* [Written task] Every line that contains the word "picture" should be copied out.

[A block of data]
○ ○ ○ ○
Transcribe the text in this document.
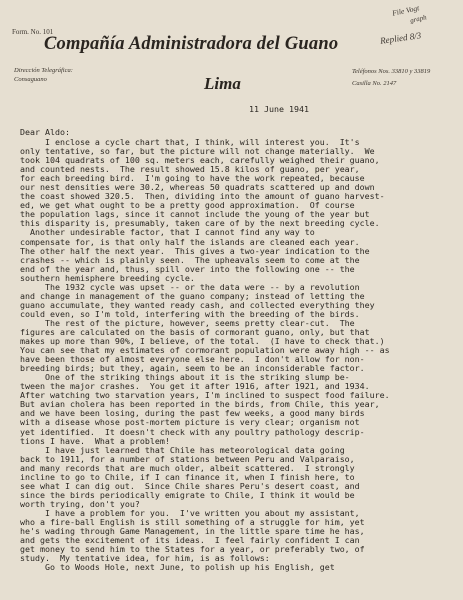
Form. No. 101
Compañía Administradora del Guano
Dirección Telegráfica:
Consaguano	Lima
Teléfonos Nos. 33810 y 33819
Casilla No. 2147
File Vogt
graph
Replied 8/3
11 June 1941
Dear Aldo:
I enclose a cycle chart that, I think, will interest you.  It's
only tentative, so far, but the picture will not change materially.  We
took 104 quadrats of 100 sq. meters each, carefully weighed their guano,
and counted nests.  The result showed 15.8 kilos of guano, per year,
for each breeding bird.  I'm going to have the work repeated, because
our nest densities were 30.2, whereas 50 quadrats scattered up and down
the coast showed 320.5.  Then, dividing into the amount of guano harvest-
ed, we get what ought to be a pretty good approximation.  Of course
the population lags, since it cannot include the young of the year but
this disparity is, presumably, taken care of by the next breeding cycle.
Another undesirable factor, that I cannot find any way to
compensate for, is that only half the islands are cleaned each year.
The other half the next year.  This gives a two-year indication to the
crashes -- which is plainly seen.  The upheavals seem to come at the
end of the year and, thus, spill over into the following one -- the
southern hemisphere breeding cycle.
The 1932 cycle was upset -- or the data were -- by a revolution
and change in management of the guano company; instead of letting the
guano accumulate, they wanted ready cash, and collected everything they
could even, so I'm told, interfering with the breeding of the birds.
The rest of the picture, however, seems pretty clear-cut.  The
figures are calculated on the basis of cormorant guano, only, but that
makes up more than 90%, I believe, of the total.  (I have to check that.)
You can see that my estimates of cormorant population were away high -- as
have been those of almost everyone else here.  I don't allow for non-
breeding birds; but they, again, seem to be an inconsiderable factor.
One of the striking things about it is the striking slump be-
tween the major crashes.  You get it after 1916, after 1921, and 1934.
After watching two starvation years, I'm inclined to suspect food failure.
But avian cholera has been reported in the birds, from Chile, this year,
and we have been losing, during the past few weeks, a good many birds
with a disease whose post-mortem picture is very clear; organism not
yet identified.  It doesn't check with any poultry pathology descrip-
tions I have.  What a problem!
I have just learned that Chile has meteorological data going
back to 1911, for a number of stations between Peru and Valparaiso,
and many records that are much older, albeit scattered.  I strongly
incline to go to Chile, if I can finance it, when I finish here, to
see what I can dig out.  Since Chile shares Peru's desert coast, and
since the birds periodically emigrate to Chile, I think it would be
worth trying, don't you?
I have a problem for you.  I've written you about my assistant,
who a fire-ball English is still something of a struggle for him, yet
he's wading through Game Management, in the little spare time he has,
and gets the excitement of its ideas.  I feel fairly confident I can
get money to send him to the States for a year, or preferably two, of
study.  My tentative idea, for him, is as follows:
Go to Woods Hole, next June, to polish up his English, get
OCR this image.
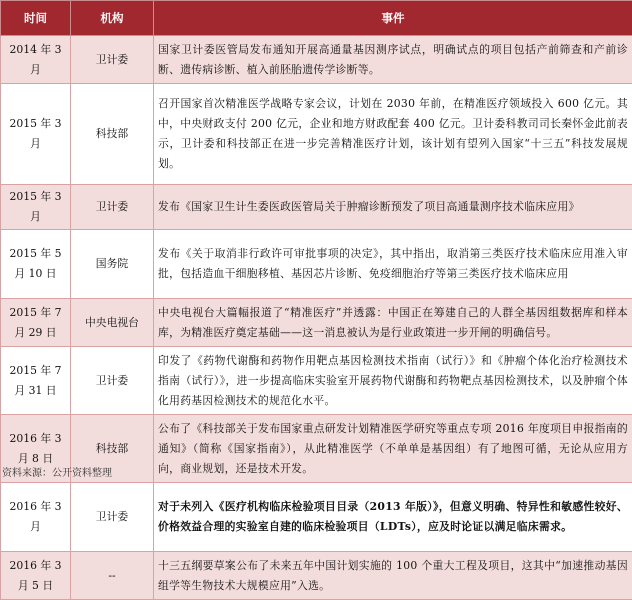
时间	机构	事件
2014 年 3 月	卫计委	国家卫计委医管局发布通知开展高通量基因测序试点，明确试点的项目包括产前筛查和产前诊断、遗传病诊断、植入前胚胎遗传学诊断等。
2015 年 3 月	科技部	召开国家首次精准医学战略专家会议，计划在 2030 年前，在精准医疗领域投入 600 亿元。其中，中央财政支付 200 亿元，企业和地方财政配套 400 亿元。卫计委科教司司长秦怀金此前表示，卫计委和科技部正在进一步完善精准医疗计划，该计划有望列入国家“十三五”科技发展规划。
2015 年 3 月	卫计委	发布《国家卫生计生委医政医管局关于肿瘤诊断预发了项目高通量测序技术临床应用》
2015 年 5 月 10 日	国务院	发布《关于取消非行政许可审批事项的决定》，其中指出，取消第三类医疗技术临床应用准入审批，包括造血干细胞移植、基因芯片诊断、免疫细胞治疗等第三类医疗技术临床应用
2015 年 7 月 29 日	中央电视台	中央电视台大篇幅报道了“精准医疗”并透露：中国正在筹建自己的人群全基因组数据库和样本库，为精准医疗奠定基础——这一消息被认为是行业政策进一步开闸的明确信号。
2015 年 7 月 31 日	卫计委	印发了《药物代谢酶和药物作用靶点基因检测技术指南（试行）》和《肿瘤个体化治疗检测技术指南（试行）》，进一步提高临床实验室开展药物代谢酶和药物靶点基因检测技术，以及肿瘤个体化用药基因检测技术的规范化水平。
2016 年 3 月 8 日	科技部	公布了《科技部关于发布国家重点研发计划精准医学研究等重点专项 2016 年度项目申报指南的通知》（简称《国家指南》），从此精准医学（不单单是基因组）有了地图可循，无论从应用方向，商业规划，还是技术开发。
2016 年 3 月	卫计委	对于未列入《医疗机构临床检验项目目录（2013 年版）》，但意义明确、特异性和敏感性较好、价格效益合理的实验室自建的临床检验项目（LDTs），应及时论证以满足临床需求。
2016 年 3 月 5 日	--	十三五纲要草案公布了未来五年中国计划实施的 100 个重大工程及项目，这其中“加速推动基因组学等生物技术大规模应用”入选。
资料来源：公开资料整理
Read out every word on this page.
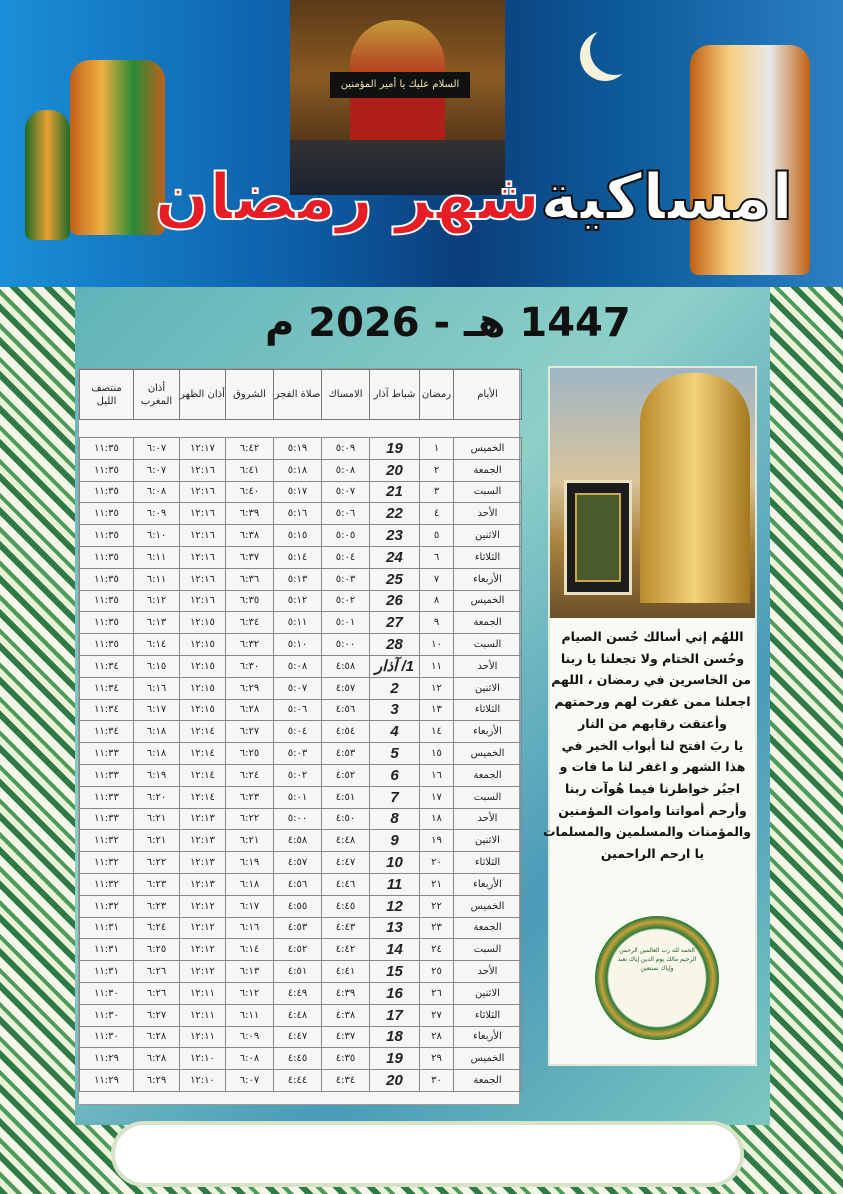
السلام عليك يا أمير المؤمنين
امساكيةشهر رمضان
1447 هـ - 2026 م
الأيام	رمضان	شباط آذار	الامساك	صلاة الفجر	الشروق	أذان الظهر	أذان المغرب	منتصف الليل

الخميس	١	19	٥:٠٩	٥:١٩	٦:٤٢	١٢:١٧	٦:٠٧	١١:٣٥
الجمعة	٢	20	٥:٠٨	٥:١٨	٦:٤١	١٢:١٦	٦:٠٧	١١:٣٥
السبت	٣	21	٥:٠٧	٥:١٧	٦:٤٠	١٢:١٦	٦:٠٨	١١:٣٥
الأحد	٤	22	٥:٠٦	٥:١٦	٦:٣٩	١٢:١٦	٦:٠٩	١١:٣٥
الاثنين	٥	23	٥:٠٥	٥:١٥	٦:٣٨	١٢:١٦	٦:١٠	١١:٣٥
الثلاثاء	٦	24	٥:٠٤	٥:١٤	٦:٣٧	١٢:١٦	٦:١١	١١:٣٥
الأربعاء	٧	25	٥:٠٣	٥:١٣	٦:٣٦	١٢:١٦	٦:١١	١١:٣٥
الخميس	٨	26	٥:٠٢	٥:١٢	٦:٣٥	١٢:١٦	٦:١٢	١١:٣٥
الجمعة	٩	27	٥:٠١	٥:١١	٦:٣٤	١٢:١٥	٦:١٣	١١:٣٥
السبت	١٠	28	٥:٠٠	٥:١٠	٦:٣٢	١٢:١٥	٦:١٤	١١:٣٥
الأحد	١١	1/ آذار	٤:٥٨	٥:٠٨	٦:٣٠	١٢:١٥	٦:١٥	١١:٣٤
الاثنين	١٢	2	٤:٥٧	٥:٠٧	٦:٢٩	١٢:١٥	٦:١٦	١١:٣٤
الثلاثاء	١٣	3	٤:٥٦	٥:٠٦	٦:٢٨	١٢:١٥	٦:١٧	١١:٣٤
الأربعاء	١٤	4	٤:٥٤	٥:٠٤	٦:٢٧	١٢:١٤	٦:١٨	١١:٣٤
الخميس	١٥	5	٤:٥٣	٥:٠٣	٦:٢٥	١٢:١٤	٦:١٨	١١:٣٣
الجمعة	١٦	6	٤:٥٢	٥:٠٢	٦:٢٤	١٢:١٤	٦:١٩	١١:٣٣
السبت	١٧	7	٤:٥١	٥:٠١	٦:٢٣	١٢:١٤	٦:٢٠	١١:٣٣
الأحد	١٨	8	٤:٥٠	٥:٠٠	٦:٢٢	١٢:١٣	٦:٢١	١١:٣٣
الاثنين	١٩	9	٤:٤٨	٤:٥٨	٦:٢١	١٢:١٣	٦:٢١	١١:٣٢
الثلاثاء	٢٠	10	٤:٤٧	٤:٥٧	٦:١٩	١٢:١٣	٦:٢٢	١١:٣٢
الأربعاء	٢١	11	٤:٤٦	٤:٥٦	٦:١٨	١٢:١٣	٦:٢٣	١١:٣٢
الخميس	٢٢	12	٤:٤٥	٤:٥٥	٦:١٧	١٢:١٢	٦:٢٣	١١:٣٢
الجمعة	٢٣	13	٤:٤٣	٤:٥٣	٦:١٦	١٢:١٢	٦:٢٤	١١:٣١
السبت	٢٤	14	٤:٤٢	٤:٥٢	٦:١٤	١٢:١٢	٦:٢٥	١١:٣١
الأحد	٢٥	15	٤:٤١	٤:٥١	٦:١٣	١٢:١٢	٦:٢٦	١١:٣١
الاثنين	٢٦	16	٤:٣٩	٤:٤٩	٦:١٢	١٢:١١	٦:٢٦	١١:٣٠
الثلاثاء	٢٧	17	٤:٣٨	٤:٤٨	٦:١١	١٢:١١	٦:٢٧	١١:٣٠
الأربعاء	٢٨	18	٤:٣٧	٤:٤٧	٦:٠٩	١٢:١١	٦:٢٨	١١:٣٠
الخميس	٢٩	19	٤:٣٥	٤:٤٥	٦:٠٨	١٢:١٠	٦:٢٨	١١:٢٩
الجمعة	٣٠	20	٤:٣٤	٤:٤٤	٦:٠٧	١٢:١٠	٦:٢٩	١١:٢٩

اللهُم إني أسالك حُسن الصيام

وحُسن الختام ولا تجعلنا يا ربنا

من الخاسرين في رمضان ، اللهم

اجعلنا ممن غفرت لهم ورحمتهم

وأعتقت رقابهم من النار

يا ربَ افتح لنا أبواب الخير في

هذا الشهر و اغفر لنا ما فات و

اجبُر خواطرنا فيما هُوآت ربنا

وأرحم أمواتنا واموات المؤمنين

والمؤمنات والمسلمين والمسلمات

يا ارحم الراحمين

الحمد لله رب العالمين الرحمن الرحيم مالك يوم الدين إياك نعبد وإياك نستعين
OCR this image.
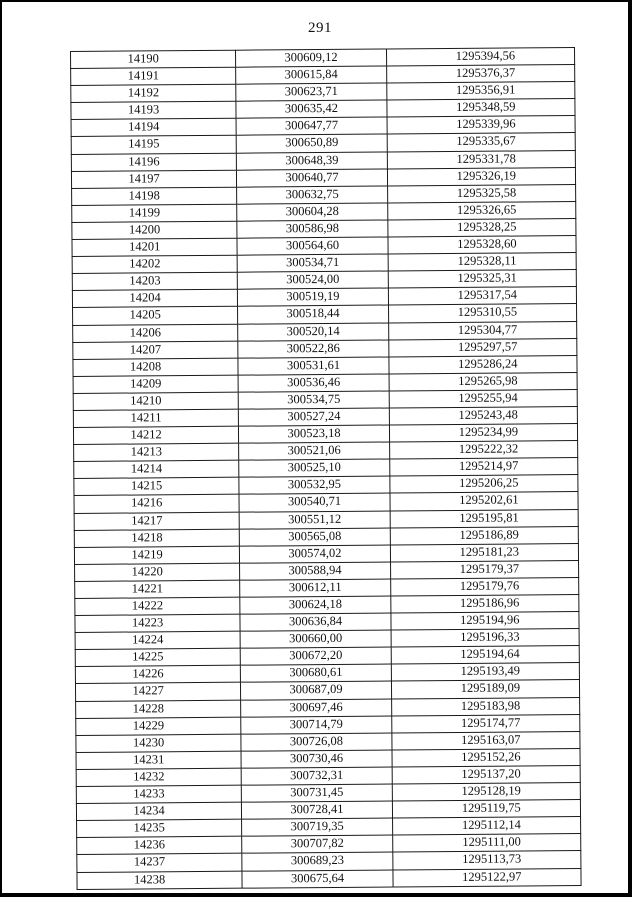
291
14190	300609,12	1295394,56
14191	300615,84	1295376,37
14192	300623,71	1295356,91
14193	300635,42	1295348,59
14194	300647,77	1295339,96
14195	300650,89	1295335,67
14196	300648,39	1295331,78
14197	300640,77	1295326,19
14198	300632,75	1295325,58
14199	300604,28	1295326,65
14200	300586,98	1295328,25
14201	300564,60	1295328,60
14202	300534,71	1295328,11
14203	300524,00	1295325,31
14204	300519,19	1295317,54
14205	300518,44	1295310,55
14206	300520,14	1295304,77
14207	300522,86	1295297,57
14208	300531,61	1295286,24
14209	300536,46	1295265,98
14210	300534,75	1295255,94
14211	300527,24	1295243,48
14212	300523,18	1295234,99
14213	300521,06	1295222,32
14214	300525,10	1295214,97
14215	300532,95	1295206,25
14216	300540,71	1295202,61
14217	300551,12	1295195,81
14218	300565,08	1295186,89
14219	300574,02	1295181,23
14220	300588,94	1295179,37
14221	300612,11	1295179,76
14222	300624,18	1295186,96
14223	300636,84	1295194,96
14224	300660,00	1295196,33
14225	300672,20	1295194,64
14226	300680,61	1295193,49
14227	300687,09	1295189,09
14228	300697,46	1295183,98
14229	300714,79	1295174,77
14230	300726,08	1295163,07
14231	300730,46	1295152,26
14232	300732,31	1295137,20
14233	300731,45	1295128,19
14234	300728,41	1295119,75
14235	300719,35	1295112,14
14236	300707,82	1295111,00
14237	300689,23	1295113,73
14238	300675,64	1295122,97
○ ○ ○ ○
* [Exercise solution]
only tentative, so far, but the picture will not change materially.  We
The rest of the picture, however, seems pretty clear-cut.  The
with a disease whose post-mortem picture is very clear; organism not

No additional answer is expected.